**Task brief:** Reproduce the lines below without any change, starting at the first one and ending at the line that contains "x-tick-label: 2026-02-21 [79, 546, 160, 562]".
==== Working data
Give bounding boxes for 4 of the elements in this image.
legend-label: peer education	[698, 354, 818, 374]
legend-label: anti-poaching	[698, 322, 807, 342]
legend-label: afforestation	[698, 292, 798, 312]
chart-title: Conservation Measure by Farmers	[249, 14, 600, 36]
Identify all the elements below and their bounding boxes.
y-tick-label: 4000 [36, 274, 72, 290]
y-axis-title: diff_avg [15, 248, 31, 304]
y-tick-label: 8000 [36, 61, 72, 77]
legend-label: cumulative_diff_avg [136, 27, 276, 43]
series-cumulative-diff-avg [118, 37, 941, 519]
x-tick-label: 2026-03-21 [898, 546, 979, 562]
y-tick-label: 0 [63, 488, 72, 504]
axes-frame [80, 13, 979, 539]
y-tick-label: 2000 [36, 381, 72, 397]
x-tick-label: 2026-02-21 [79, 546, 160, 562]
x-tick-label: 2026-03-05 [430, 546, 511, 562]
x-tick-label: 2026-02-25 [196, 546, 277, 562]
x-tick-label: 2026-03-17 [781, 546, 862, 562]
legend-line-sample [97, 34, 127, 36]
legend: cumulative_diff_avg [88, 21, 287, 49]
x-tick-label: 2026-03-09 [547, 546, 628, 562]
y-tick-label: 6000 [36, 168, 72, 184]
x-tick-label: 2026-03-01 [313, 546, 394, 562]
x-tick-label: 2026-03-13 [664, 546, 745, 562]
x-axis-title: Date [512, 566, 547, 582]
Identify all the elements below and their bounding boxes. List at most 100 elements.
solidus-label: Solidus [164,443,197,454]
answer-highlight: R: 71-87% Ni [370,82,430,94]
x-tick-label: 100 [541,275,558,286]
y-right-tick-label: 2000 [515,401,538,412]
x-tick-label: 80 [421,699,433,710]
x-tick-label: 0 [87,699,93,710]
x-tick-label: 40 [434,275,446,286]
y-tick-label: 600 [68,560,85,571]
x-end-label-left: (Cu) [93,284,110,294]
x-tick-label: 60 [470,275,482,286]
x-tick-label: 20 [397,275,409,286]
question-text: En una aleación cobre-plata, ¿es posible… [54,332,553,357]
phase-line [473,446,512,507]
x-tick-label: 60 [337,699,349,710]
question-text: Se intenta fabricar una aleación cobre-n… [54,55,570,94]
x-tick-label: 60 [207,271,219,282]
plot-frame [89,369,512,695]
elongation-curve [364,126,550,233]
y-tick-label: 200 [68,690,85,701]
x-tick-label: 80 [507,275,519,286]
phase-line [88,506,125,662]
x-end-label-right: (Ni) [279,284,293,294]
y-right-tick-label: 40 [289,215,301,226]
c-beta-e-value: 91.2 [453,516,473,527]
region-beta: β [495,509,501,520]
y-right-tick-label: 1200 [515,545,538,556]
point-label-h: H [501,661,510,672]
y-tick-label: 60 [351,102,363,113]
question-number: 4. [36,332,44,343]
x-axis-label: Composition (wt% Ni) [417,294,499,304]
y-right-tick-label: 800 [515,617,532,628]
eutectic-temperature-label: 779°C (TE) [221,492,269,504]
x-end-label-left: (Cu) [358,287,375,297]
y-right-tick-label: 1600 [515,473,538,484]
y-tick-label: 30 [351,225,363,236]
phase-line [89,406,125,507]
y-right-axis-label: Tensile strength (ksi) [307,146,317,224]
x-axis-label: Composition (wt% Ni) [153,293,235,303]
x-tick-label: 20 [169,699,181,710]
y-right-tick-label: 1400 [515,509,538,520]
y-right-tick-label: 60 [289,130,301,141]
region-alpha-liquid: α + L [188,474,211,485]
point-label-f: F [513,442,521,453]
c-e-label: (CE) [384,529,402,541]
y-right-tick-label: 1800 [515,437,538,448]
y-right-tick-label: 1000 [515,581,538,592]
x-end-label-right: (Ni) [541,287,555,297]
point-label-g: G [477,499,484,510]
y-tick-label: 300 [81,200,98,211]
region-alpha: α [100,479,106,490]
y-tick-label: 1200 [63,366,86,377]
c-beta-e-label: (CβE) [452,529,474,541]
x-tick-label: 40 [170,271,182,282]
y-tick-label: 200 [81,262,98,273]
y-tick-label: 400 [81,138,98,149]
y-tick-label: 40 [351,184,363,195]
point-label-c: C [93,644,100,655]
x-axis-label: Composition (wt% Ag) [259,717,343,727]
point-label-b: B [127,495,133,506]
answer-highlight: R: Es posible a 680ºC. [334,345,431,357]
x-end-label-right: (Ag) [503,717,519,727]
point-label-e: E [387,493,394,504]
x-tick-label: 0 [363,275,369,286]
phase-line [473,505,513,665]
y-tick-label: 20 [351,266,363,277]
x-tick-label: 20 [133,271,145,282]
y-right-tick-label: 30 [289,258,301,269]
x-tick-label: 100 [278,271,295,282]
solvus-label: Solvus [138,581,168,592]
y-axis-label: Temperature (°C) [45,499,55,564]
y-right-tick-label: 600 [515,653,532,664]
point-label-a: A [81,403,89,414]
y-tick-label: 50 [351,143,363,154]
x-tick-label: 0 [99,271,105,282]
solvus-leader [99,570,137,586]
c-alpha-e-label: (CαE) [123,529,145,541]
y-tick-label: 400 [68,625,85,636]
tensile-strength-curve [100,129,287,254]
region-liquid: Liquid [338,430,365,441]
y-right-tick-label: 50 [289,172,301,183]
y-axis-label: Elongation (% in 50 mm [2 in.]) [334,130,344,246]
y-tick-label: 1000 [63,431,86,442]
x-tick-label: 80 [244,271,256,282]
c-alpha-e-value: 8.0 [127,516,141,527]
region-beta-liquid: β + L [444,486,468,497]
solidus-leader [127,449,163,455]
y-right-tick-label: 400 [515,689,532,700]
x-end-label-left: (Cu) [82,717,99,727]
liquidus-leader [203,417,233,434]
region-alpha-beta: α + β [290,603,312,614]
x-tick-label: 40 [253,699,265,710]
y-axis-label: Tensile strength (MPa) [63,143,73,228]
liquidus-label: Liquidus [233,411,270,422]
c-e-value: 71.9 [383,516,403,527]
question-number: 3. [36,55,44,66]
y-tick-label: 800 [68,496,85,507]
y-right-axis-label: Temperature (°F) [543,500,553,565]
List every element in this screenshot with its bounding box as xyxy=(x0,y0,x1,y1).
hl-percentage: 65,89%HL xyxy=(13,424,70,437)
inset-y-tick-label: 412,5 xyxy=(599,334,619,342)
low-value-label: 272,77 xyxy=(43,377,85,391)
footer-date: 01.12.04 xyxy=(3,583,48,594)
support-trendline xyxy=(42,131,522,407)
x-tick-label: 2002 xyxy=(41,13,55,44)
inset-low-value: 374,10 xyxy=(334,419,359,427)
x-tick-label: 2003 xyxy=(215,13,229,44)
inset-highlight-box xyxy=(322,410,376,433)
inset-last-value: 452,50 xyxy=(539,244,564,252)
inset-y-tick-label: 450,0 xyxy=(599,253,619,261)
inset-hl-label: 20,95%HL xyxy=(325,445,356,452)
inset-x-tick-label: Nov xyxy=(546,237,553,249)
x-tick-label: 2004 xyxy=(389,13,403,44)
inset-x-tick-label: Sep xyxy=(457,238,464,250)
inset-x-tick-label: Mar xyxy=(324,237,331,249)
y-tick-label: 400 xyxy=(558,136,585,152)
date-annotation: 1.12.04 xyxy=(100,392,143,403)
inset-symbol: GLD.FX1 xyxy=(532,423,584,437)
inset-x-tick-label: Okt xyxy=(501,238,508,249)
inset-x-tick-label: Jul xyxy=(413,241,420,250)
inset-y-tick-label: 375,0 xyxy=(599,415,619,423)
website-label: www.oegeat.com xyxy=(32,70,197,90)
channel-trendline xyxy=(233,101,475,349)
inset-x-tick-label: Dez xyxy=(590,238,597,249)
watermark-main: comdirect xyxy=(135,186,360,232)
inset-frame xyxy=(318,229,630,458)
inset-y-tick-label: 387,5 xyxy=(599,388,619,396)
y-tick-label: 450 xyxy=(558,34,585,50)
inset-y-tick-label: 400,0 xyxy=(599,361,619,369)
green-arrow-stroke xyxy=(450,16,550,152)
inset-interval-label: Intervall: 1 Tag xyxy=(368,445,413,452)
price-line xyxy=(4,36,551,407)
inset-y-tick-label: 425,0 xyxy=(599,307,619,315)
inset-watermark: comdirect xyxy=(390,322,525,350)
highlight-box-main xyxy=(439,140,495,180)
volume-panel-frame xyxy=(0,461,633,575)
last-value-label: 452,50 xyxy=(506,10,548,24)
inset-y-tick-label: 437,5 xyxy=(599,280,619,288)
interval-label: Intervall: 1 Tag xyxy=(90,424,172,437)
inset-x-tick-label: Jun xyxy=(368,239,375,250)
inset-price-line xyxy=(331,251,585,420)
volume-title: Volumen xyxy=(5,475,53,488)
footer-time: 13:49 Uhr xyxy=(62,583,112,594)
========
**Correct response:**
Give bounding boxes for 4 of the elements in this image.
legend-label: peer education	[698, 354, 818, 374]
legend-label: anti-poaching	[698, 322, 807, 342]
legend-label: afforestation	[698, 292, 798, 312]
chart-title: Conservation Measure by Farmers	[249, 14, 600, 36]
Identify all the elements below and their bounding boxes.
y-tick-label: 4000 [36, 274, 72, 290]
y-axis-title: diff_avg [15, 248, 31, 304]
y-tick-label: 8000 [36, 61, 72, 77]
legend-label: cumulative_diff_avg [136, 27, 276, 43]
series-cumulative-diff-avg [118, 37, 941, 519]
x-tick-label: 2026-03-21 [898, 546, 979, 562]
y-tick-label: 0 [63, 488, 72, 504]
axes-frame [80, 13, 979, 539]
y-tick-label: 2000 [36, 381, 72, 397]
x-tick-label: 2026-02-21 [79, 546, 160, 562]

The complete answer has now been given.